WHAT YOU SHOULD DO =
Provide the count of lines that hold "Access" and no other output.

----- RECORDED DATA -----

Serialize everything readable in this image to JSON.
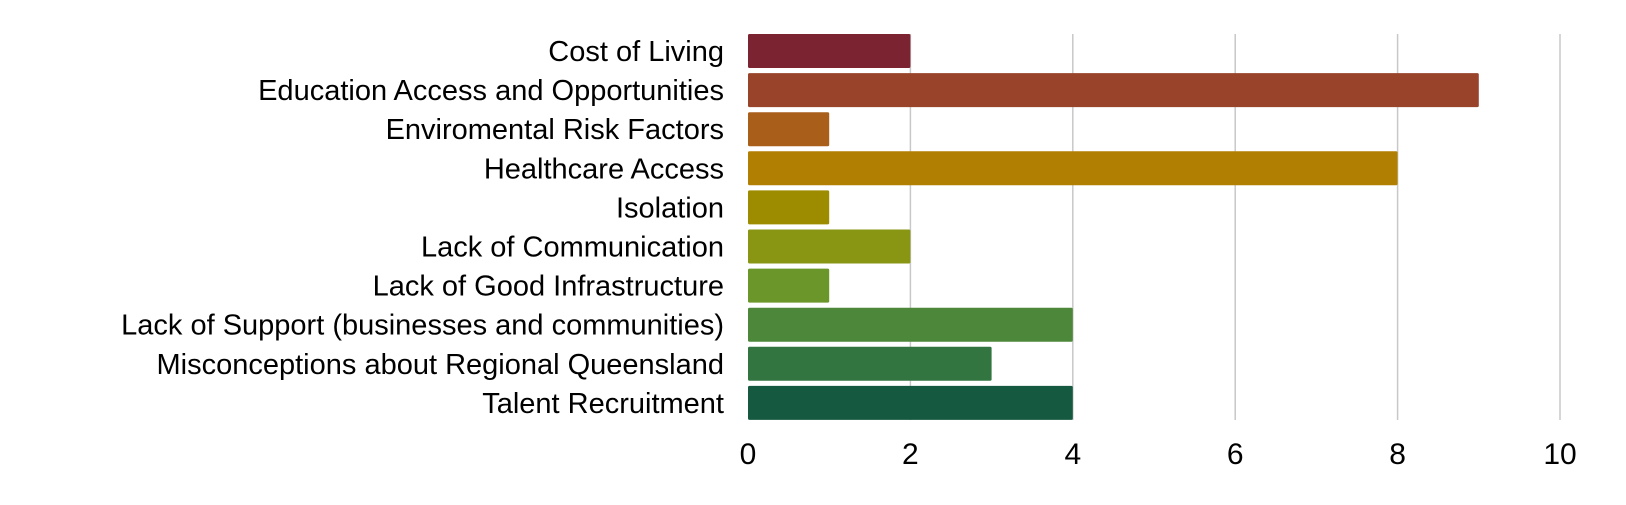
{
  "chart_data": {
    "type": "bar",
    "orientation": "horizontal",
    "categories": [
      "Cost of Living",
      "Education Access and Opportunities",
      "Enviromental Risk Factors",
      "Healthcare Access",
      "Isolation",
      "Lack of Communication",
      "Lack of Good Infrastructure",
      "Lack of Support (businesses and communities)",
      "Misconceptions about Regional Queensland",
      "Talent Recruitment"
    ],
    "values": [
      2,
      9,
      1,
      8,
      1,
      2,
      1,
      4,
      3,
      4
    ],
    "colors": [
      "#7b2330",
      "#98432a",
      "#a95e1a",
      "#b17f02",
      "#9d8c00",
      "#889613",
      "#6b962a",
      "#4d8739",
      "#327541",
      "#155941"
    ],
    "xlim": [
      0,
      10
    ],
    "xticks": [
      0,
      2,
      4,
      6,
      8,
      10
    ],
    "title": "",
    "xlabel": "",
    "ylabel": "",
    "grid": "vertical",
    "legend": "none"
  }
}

-----

THE SOLUTION =
2